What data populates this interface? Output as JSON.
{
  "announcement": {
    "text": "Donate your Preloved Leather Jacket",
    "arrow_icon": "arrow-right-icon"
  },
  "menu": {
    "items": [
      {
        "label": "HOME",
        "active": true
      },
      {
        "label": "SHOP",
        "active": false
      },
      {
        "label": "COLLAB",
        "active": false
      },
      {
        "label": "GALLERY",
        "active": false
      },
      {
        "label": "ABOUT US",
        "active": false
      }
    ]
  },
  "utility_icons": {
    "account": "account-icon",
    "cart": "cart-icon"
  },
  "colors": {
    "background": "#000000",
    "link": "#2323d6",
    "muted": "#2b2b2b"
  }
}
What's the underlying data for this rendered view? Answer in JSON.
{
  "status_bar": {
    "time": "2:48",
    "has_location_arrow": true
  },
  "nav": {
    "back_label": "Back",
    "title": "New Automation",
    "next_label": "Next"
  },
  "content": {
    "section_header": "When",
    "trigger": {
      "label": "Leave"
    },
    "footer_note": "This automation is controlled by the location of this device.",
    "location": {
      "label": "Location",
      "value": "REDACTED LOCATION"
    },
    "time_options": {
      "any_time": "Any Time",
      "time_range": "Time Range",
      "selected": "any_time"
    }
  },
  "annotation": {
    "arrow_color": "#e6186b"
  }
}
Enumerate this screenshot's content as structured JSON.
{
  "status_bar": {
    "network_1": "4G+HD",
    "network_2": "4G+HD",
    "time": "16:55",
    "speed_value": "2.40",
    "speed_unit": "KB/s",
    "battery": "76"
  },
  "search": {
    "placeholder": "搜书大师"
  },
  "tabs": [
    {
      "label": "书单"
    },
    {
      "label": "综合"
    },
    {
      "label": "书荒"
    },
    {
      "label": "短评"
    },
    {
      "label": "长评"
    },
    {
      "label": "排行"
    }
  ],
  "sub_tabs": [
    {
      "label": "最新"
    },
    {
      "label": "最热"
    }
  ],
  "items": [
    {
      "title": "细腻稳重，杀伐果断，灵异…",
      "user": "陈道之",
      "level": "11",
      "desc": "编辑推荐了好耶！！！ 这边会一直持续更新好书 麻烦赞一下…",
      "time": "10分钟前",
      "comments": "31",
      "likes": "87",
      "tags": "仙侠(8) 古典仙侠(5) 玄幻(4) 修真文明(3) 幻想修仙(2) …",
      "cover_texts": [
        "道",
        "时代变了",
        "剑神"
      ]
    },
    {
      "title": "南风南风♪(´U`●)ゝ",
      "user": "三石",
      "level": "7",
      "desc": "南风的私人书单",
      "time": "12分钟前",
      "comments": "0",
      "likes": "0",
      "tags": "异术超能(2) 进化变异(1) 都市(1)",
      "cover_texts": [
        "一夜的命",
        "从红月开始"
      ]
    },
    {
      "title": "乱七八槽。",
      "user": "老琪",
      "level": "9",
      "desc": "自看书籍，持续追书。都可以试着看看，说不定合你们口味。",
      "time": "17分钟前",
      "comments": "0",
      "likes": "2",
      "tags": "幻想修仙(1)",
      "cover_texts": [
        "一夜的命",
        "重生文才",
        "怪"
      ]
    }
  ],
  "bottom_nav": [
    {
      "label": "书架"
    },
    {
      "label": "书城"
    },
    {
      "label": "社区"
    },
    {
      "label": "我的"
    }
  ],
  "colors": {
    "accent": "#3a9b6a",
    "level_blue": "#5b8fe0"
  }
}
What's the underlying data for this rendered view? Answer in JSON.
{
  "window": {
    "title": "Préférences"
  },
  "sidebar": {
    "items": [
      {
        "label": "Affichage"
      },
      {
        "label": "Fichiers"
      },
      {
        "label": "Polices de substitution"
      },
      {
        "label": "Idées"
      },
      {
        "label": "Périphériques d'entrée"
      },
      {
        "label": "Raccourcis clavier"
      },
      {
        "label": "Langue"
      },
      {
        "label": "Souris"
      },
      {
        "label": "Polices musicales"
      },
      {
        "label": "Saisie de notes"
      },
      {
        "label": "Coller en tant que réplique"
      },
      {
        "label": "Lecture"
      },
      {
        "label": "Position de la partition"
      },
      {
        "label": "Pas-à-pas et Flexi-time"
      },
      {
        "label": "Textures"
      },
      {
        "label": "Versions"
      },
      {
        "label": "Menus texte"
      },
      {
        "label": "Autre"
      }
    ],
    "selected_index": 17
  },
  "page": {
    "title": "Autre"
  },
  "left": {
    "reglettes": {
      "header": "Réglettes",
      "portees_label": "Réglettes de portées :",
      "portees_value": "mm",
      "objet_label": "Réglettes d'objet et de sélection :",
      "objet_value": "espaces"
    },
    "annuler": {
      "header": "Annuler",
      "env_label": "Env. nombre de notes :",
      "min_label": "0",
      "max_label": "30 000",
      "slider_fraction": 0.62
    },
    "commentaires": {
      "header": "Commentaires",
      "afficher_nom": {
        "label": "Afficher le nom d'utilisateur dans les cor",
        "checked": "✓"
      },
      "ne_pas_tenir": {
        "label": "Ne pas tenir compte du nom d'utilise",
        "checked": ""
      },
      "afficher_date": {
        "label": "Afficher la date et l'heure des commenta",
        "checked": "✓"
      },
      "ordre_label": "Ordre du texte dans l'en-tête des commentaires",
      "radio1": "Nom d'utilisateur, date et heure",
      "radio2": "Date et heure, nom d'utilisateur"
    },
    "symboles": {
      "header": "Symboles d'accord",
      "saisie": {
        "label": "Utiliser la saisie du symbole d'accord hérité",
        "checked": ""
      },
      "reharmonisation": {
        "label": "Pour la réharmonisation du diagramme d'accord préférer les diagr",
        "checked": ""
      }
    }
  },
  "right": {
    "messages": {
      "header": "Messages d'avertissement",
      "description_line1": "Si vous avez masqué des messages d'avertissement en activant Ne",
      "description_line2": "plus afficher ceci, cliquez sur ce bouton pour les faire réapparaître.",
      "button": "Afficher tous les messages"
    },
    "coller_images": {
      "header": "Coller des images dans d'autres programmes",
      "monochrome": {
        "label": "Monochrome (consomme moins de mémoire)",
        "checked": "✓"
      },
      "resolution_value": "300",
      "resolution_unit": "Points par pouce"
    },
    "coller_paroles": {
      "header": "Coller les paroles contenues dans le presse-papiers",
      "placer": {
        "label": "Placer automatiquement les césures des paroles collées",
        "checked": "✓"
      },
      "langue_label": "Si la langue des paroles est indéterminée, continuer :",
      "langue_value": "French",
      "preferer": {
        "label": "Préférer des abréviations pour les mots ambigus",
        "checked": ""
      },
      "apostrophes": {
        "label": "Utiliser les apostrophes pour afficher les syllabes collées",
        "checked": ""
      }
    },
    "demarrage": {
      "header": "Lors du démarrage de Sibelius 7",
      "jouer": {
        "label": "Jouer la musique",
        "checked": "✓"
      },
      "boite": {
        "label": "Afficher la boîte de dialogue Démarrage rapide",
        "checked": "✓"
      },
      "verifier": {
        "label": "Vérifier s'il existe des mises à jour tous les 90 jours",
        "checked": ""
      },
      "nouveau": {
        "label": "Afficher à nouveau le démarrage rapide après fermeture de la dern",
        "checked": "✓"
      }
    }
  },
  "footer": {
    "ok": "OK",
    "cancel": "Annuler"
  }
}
□ □ □ □
__THE REQUEST__. Copy all lines from the material that include "tous".

__OUTPUT FOR THIS TASK__.
      "button": "Afficher tous les messages"
        "label": "Vérifier s'il existe des mises à jour tous les 90 jours",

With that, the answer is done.